-- Begin RAW RECORDS --
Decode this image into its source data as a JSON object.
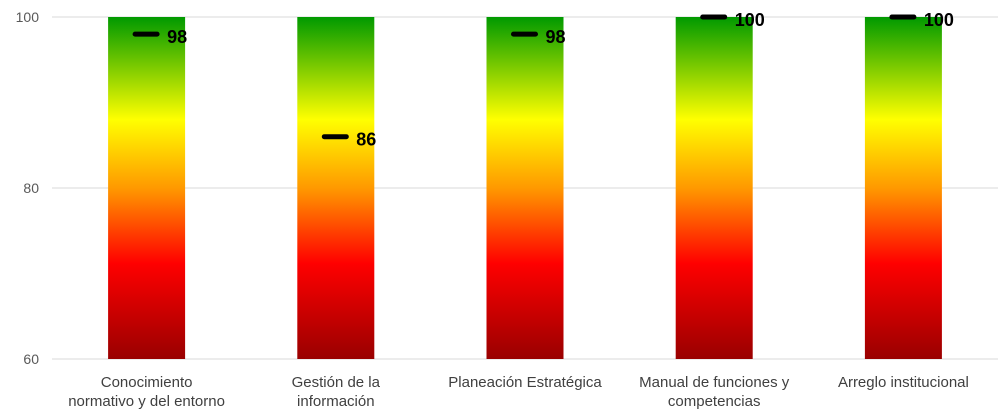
{
  "chart_data": {
    "type": "bar",
    "categories": [
      [
        "Conocimiento",
        "normativo y del entorno"
      ],
      [
        "Gestión de la",
        "información"
      ],
      [
        "Planeación Estratégica"
      ],
      [
        "Manual de funciones y",
        "competencias"
      ],
      [
        "Arreglo institucional"
      ]
    ],
    "values": [
      98,
      86,
      98,
      100,
      100
    ],
    "ylim": [
      60,
      100
    ],
    "y_ticks": [
      60,
      80,
      100
    ],
    "grid": true,
    "bar_gradient": [
      "#009900",
      "#ffff00",
      "#ff9900",
      "#ff0000",
      "#990000"
    ],
    "marker_color": "#000000",
    "title": "",
    "xlabel": "",
    "ylabel": ""
  }
}
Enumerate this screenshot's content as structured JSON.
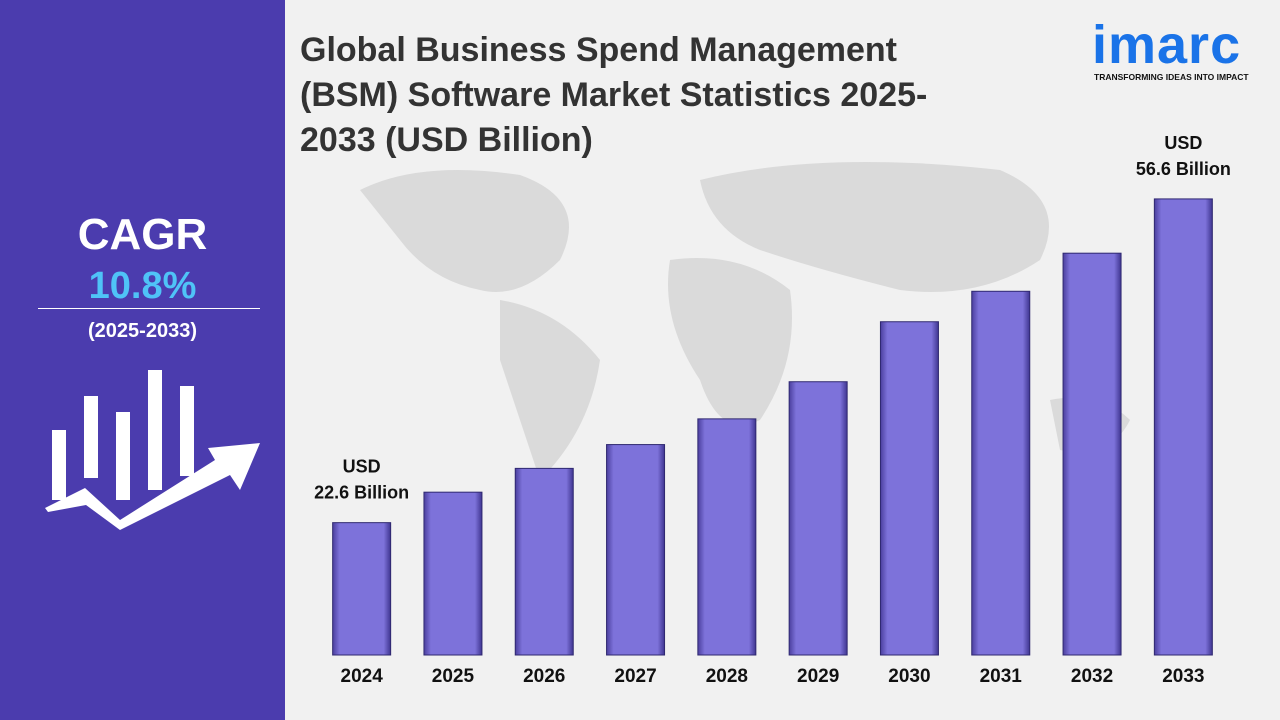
{
  "header": {
    "cagr_label": "CAGR",
    "cagr_value": "10.8%",
    "cagr_period": "(2025-2033)",
    "logo": "imarc",
    "tagline": "TRANSFORMING IDEAS INTO IMPACT"
  },
  "chart_data": {
    "type": "bar",
    "title": "Global Business Spend Management (BSM) Software Market Statistics 2025-2033 (USD Billion)",
    "categories": [
      "2024",
      "2025",
      "2026",
      "2027",
      "2028",
      "2029",
      "2030",
      "2031",
      "2032",
      "2033"
    ],
    "values": [
      22.6,
      25.8,
      28.3,
      30.8,
      33.5,
      37.4,
      43.7,
      46.9,
      50.9,
      56.6
    ],
    "value_labels": [
      "USD 22.6 Billion",
      null,
      null,
      null,
      null,
      null,
      null,
      null,
      null,
      "USD 56.6 Billion"
    ],
    "color": "#7d72da",
    "ylim": [
      8.7,
      62
    ]
  }
}
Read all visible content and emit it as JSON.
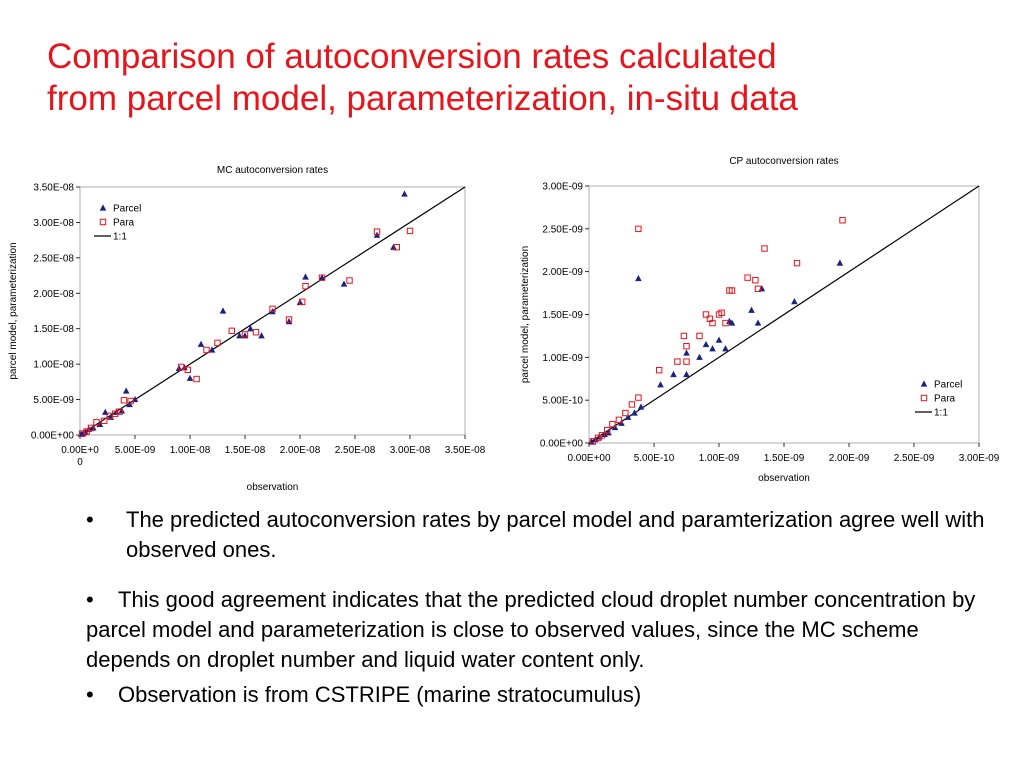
{
  "title_line1": "Comparison of autoconversion rates calculated",
  "title_line2": "from parcel model, parameterization, in-situ data",
  "bullets": [
    "The predicted autoconversion rates by parcel model and paramterization agree well with observed ones.",
    "This good agreement indicates that the predicted cloud droplet number concentration by parcel model and parameterization is close to observed values, since the MC scheme depends on droplet number and liquid water content only.",
    "Observation is from CSTRIPE (marine stratocumulus)"
  ],
  "bullet_symbol": "•",
  "colors": {
    "title": "#e8141c",
    "parcel": "#1a237e",
    "para": "#e8141c",
    "line": "#000000"
  },
  "chart_data": [
    {
      "type": "scatter",
      "title": "MC autoconversion rates",
      "xlabel": "observation",
      "ylabel": "parcel model, parameterization",
      "xlim": [
        0,
        3.5e-08
      ],
      "ylim": [
        0,
        3.5e-08
      ],
      "xticks": [
        "0.00E+0\n0",
        "5.00E-09",
        "1.00E-08",
        "1.50E-08",
        "2.00E-08",
        "2.50E-08",
        "3.00E-08",
        "3.50E-08"
      ],
      "yticks": [
        "0.00E+00",
        "5.00E-09",
        "1.00E-08",
        "1.50E-08",
        "2.00E-08",
        "2.50E-08",
        "3.00E-08",
        "3.50E-08"
      ],
      "legend": "top-left",
      "series": [
        {
          "name": "Parcel",
          "marker": "triangle",
          "points": [
            [
              1e-10,
              1e-10
            ],
            [
              3e-10,
              2e-10
            ],
            [
              5e-10,
              4e-10
            ],
            [
              8e-10,
              8e-10
            ],
            [
              1.2e-09,
              1e-09
            ],
            [
              1.8e-09,
              1.5e-09
            ],
            [
              2.3e-09,
              3.2e-09
            ],
            [
              2.8e-09,
              2.5e-09
            ],
            [
              3.3e-09,
              3.2e-09
            ],
            [
              3.8e-09,
              3.4e-09
            ],
            [
              4.2e-09,
              6.2e-09
            ],
            [
              4.5e-09,
              4.3e-09
            ],
            [
              5e-09,
              5e-09
            ],
            [
              9e-09,
              9.4e-09
            ],
            [
              9.5e-09,
              9.5e-09
            ],
            [
              1e-08,
              8e-09
            ],
            [
              1.1e-08,
              1.28e-08
            ],
            [
              1.2e-08,
              1.2e-08
            ],
            [
              1.3e-08,
              1.75e-08
            ],
            [
              1.45e-08,
              1.4e-08
            ],
            [
              1.5e-08,
              1.4e-08
            ],
            [
              1.55e-08,
              1.5e-08
            ],
            [
              1.65e-08,
              1.4e-08
            ],
            [
              1.75e-08,
              1.74e-08
            ],
            [
              1.9e-08,
              1.6e-08
            ],
            [
              2e-08,
              1.87e-08
            ],
            [
              2.05e-08,
              2.23e-08
            ],
            [
              2.2e-08,
              2.22e-08
            ],
            [
              2.4e-08,
              2.13e-08
            ],
            [
              2.7e-08,
              2.82e-08
            ],
            [
              2.85e-08,
              2.65e-08
            ],
            [
              2.95e-08,
              3.4e-08
            ]
          ]
        },
        {
          "name": "Para",
          "marker": "square",
          "points": [
            [
              2e-10,
              2e-10
            ],
            [
              6e-10,
              5e-10
            ],
            [
              1e-09,
              1e-09
            ],
            [
              1.5e-09,
              1.8e-09
            ],
            [
              2.2e-09,
              2e-09
            ],
            [
              2.7e-09,
              2.7e-09
            ],
            [
              3.2e-09,
              3e-09
            ],
            [
              3.6e-09,
              3.3e-09
            ],
            [
              4e-09,
              4.9e-09
            ],
            [
              4.6e-09,
              4.8e-09
            ],
            [
              9.2e-09,
              9.6e-09
            ],
            [
              9.8e-09,
              9.2e-09
            ],
            [
              1.06e-08,
              7.9e-09
            ],
            [
              1.15e-08,
              1.2e-08
            ],
            [
              1.25e-08,
              1.3e-08
            ],
            [
              1.38e-08,
              1.47e-08
            ],
            [
              1.5e-08,
              1.42e-08
            ],
            [
              1.6e-08,
              1.45e-08
            ],
            [
              1.75e-08,
              1.78e-08
            ],
            [
              1.9e-08,
              1.63e-08
            ],
            [
              2.02e-08,
              1.88e-08
            ],
            [
              2.05e-08,
              2.1e-08
            ],
            [
              2.2e-08,
              2.22e-08
            ],
            [
              2.45e-08,
              2.18e-08
            ],
            [
              2.7e-08,
              2.87e-08
            ],
            [
              2.88e-08,
              2.65e-08
            ],
            [
              3e-08,
              2.88e-08
            ]
          ]
        }
      ],
      "reference_line": {
        "name": "1:1"
      }
    },
    {
      "type": "scatter",
      "title": "CP autoconversion rates",
      "xlabel": "observation",
      "ylabel": "parcel model, parameterization",
      "xlim": [
        0,
        3e-09
      ],
      "ylim": [
        0,
        3e-09
      ],
      "xticks": [
        "0.00E+00",
        "5.00E-10",
        "1.00E-09",
        "1.50E-09",
        "2.00E-09",
        "2.50E-09",
        "3.00E-09"
      ],
      "yticks": [
        "0.00E+00",
        "5.00E-10",
        "1.00E-09",
        "1.50E-09",
        "2.00E-09",
        "2.50E-09",
        "3.00E-09"
      ],
      "legend": "bottom-right",
      "series": [
        {
          "name": "Parcel",
          "marker": "triangle",
          "points": [
            [
              2e-11,
              1e-11
            ],
            [
              5e-11,
              4e-11
            ],
            [
              8e-11,
              7e-11
            ],
            [
              1.2e-10,
              1e-10
            ],
            [
              1.5e-10,
              1.2e-10
            ],
            [
              2e-10,
              1.8e-10
            ],
            [
              2.5e-10,
              2.3e-10
            ],
            [
              3e-10,
              3e-10
            ],
            [
              3.5e-10,
              3.5e-10
            ],
            [
              4e-10,
              4.2e-10
            ],
            [
              3.8e-10,
              1.92e-09
            ],
            [
              5.5e-10,
              6.8e-10
            ],
            [
              6.5e-10,
              8e-10
            ],
            [
              7.5e-10,
              8e-10
            ],
            [
              7.5e-10,
              1.05e-09
            ],
            [
              8.5e-10,
              1e-09
            ],
            [
              9e-10,
              1.15e-09
            ],
            [
              9.5e-10,
              1.1e-09
            ],
            [
              1e-09,
              1.2e-09
            ],
            [
              1.05e-09,
              1.1e-09
            ],
            [
              1.08e-09,
              1.42e-09
            ],
            [
              1.1e-09,
              1.4e-09
            ],
            [
              1.25e-09,
              1.55e-09
            ],
            [
              1.3e-09,
              1.4e-09
            ],
            [
              1.33e-09,
              1.8e-09
            ],
            [
              1.58e-09,
              1.65e-09
            ],
            [
              1.93e-09,
              2.1e-09
            ]
          ]
        },
        {
          "name": "Para",
          "marker": "square",
          "points": [
            [
              3e-11,
              2e-11
            ],
            [
              7e-11,
              6e-11
            ],
            [
              1e-10,
              9e-11
            ],
            [
              1.4e-10,
              1.5e-10
            ],
            [
              1.8e-10,
              2.2e-10
            ],
            [
              2.3e-10,
              2.7e-10
            ],
            [
              2.8e-10,
              3.5e-10
            ],
            [
              3.3e-10,
              4.5e-10
            ],
            [
              3.8e-10,
              5.3e-10
            ],
            [
              3.8e-10,
              2.5e-09
            ],
            [
              5.4e-10,
              8.5e-10
            ],
            [
              6.8e-10,
              9.5e-10
            ],
            [
              7.3e-10,
              1.25e-09
            ],
            [
              7.5e-10,
              1.13e-09
            ],
            [
              7.5e-10,
              9.5e-10
            ],
            [
              8.5e-10,
              1.25e-09
            ],
            [
              9e-10,
              1.5e-09
            ],
            [
              9.3e-10,
              1.45e-09
            ],
            [
              9.5e-10,
              1.4e-09
            ],
            [
              1e-09,
              1.5e-09
            ],
            [
              1.02e-09,
              1.52e-09
            ],
            [
              1.05e-09,
              1.4e-09
            ],
            [
              1.08e-09,
              1.78e-09
            ],
            [
              1.1e-09,
              1.78e-09
            ],
            [
              1.22e-09,
              1.93e-09
            ],
            [
              1.28e-09,
              1.9e-09
            ],
            [
              1.3e-09,
              1.8e-09
            ],
            [
              1.35e-09,
              2.27e-09
            ],
            [
              1.6e-09,
              2.1e-09
            ],
            [
              1.95e-09,
              2.6e-09
            ]
          ]
        }
      ],
      "reference_line": {
        "name": "1:1"
      }
    }
  ]
}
-- End RAW RECORDS --
» PROBLEM STATEMENT: Out of the material above, select every line that holds the string "from".

» RESPONSE:
  "title_line2": "from parcel model, parameterization, in-situ data",
    "Observation is from CSTRIPE (marine stratocumulus)"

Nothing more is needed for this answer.